Extracted records:
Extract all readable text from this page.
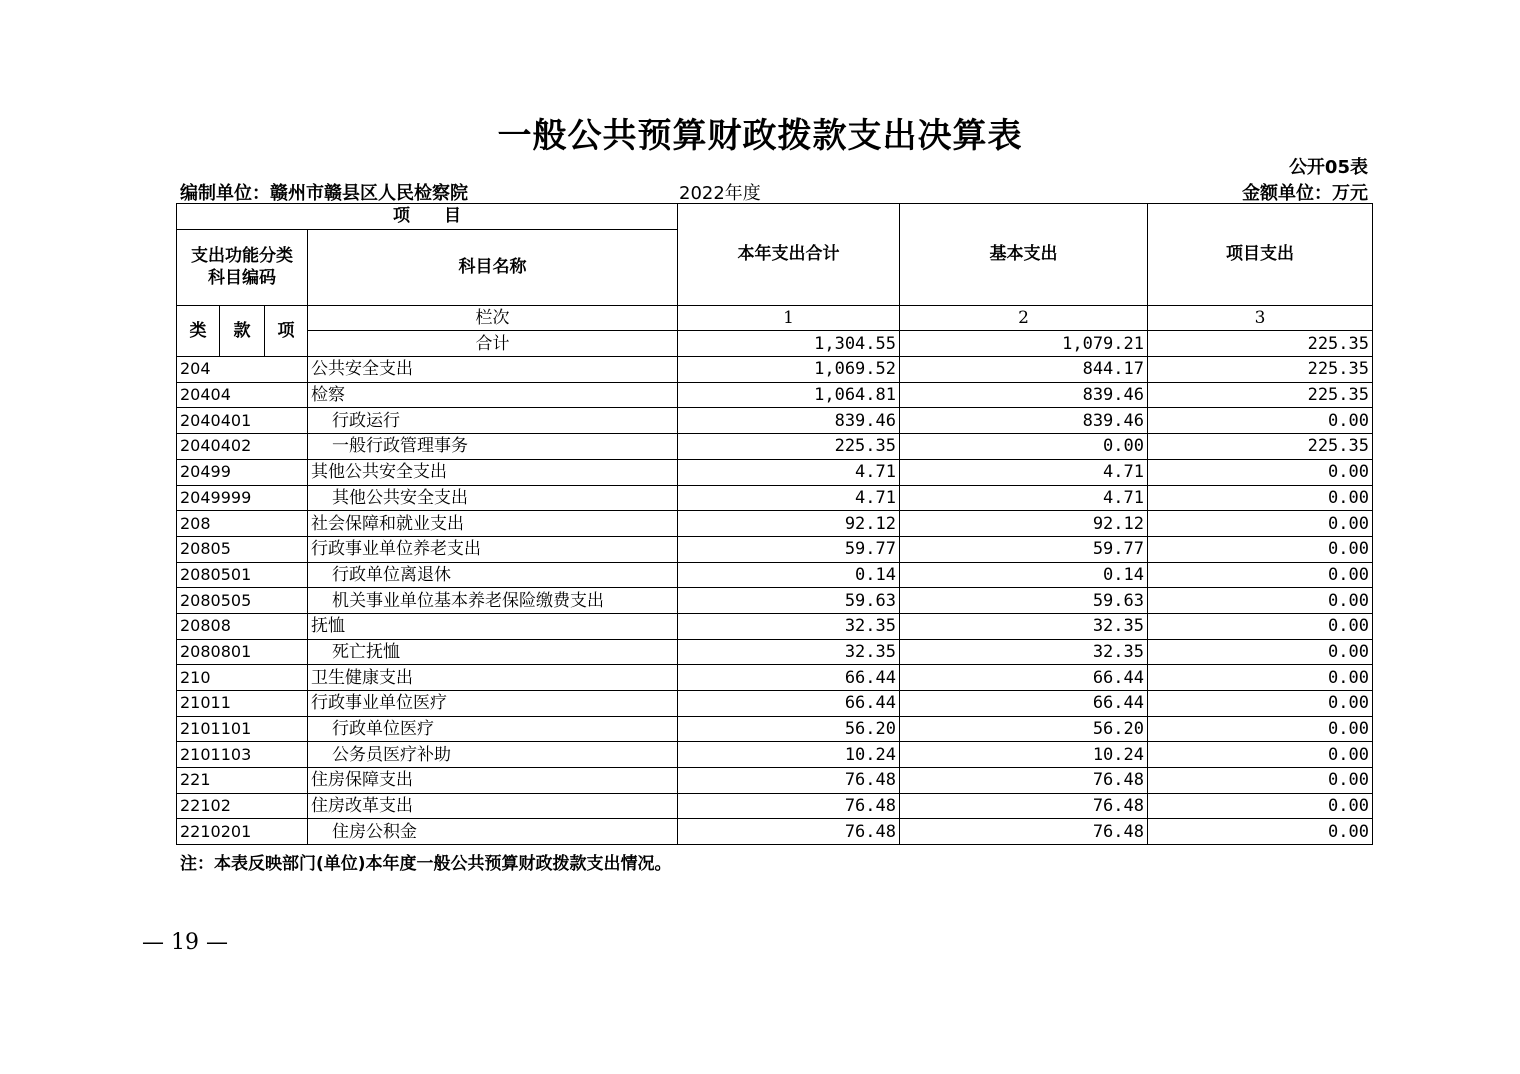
一般公共预算财政拨款支出决算表
公开05表
编制单位：赣州市赣县区人民检察院	2022年度	金额单位：万元
项　　目				本年支出合计	基本支出	项目支出
支出功能分类科目编码			科目名称			

类	款	项	栏次	1	2	3
			合计	1,304.55	1,079.21	225.35
204			公共安全支出	1,069.52	844.17	225.35
20404			检察	1,064.81	839.46	225.35
2040401			行政运行	839.46	839.46	0.00
2040402			一般行政管理事务	225.35	0.00	225.35
20499			其他公共安全支出	4.71	4.71	0.00
2049999			其他公共安全支出	4.71	4.71	0.00
208			社会保障和就业支出	92.12	92.12	0.00
20805			行政事业单位养老支出	59.77	59.77	0.00
2080501			行政单位离退休	0.14	0.14	0.00
2080505			机关事业单位基本养老保险缴费支出	59.63	59.63	0.00
20808			抚恤	32.35	32.35	0.00
2080801			死亡抚恤	32.35	32.35	0.00
210			卫生健康支出	66.44	66.44	0.00
21011			行政事业单位医疗	66.44	66.44	0.00
2101101			行政单位医疗	56.20	56.20	0.00
2101103			公务员医疗补助	10.24	10.24	0.00
221			住房保障支出	76.48	76.48	0.00
22102			住房改革支出	76.48	76.48	0.00
2210201			住房公积金	76.48	76.48	0.00
注：本表反映部门(单位)本年度一般公共预算财政拨款支出情况。
— 19 —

• **Problem to solve**
Check each line of the records for "其他公共安全支出" and copy the ones that contain it.

• **Exercise result**
20499			其他公共安全支出	4.71	4.71	0.00
2049999			其他公共安全支出	4.71	4.71	0.00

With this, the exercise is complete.